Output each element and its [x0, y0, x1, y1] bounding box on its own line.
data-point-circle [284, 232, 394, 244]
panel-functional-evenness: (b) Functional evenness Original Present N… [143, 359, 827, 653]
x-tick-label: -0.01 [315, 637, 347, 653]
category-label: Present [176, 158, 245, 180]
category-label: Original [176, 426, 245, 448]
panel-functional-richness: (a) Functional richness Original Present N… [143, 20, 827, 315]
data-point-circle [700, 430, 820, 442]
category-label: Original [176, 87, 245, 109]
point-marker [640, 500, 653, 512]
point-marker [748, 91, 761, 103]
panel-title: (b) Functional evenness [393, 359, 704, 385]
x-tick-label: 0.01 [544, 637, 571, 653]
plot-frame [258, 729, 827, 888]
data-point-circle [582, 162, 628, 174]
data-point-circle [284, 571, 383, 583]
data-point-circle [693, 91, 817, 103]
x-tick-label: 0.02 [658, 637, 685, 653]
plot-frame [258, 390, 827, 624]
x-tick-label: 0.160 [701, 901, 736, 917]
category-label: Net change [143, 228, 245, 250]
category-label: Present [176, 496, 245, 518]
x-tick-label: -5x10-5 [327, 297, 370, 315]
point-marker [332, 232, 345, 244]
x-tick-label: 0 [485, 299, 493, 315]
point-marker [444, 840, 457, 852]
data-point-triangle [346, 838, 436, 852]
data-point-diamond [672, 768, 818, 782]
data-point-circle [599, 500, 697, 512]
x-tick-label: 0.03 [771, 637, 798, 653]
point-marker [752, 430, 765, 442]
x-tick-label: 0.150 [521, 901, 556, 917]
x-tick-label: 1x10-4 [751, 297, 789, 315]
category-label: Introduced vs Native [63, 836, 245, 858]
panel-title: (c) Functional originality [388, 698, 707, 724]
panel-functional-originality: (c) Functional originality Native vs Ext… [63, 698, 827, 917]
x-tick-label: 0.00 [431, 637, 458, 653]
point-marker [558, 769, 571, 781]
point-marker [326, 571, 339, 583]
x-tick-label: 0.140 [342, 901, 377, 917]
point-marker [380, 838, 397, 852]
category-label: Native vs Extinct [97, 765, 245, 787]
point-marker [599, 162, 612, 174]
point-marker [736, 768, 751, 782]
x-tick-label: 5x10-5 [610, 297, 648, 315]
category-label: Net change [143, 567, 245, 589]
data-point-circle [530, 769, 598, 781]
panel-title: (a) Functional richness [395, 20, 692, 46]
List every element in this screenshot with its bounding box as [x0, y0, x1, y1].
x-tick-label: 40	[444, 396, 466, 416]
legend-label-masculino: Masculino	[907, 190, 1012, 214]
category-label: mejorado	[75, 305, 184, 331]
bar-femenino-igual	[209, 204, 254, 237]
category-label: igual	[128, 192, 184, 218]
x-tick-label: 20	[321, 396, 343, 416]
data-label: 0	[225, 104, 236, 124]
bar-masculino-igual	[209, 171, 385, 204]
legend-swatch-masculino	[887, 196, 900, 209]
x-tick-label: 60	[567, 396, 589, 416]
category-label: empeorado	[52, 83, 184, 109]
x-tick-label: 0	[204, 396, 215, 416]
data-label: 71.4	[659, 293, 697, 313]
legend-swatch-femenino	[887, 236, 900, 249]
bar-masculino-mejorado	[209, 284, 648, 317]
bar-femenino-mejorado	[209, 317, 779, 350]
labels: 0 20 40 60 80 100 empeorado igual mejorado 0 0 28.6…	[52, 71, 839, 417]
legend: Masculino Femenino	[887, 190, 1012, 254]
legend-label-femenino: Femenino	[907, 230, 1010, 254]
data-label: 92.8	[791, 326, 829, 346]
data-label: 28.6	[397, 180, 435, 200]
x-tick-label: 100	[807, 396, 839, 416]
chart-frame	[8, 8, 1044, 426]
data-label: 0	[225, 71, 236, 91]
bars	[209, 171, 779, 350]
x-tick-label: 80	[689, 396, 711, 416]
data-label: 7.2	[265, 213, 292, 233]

> **Stated exercise**: Reproduce every line of the entries above verbatim, keeping each character unchanged.

> **Reply**:
Output each element and its [x0, y0, x1, y1] bounding box on its own line.
data-point-circle [284, 232, 394, 244]
panel-functional-evenness: (b) Functional evenness Original Present N… [143, 359, 827, 653]
x-tick-label: -0.01 [315, 637, 347, 653]
category-label: Present [176, 158, 245, 180]
category-label: Original [176, 426, 245, 448]
panel-functional-richness: (a) Functional richness Original Present N… [143, 20, 827, 315]
data-point-circle [700, 430, 820, 442]
category-label: Original [176, 87, 245, 109]
point-marker [640, 500, 653, 512]
point-marker [748, 91, 761, 103]
panel-title: (b) Functional evenness [393, 359, 704, 385]
x-tick-label: 0.01 [544, 637, 571, 653]
plot-frame [258, 729, 827, 888]
data-point-circle [582, 162, 628, 174]
data-point-circle [284, 571, 383, 583]
data-point-circle [693, 91, 817, 103]
x-tick-label: 0.02 [658, 637, 685, 653]
plot-frame [258, 390, 827, 624]
x-tick-label: 0.160 [701, 901, 736, 917]
category-label: Net change [143, 228, 245, 250]
category-label: Present [176, 496, 245, 518]
x-tick-label: -5x10-5 [327, 297, 370, 315]
point-marker [332, 232, 345, 244]
x-tick-label: 0 [485, 299, 493, 315]
point-marker [444, 840, 457, 852]
data-point-triangle [346, 838, 436, 852]
data-point-diamond [672, 768, 818, 782]
data-point-circle [599, 500, 697, 512]
x-tick-label: 0.03 [771, 637, 798, 653]
point-marker [752, 430, 765, 442]
x-tick-label: 0.150 [521, 901, 556, 917]
x-tick-label: 1x10-4 [751, 297, 789, 315]
category-label: Introduced vs Native [63, 836, 245, 858]
panel-title: (c) Functional originality [388, 698, 707, 724]
panel-functional-originality: (c) Functional originality Native vs Ext… [63, 698, 827, 917]
x-tick-label: 0.00 [431, 637, 458, 653]
point-marker [558, 769, 571, 781]
point-marker [326, 571, 339, 583]
x-tick-label: 0.140 [342, 901, 377, 917]
point-marker [380, 838, 397, 852]
category-label: Native vs Extinct [97, 765, 245, 787]
point-marker [599, 162, 612, 174]
point-marker [736, 768, 751, 782]
x-tick-label: 5x10-5 [610, 297, 648, 315]
category-label: Net change [143, 567, 245, 589]
data-point-circle [530, 769, 598, 781]
panel-title: (a) Functional richness [395, 20, 692, 46]
List every element in this screenshot with its bounding box as [x0, y0, x1, y1].
x-tick-label: 40	[444, 396, 466, 416]
legend-label-masculino: Masculino	[907, 190, 1012, 214]
category-label: mejorado	[75, 305, 184, 331]
bar-femenino-igual	[209, 204, 254, 237]
category-label: igual	[128, 192, 184, 218]
x-tick-label: 20	[321, 396, 343, 416]
data-label: 0	[225, 104, 236, 124]
bar-masculino-igual	[209, 171, 385, 204]
legend-swatch-masculino	[887, 196, 900, 209]
x-tick-label: 60	[567, 396, 589, 416]
category-label: empeorado	[52, 83, 184, 109]
x-tick-label: 0	[204, 396, 215, 416]
data-label: 71.4	[659, 293, 697, 313]
legend-swatch-femenino	[887, 236, 900, 249]
bar-masculino-mejorado	[209, 284, 648, 317]
bar-femenino-mejorado	[209, 317, 779, 350]
labels: 0 20 40 60 80 100 empeorado igual mejorado 0 0 28.6…	[52, 71, 839, 417]
legend: Masculino Femenino	[887, 190, 1012, 254]
legend-label-femenino: Femenino	[907, 230, 1010, 254]
data-label: 92.8	[791, 326, 829, 346]
data-label: 28.6	[397, 180, 435, 200]
x-tick-label: 100	[807, 396, 839, 416]
chart-frame	[8, 8, 1044, 426]
data-label: 0	[225, 71, 236, 91]
bars	[209, 171, 779, 350]
x-tick-label: 80	[689, 396, 711, 416]
data-label: 7.2	[265, 213, 292, 233]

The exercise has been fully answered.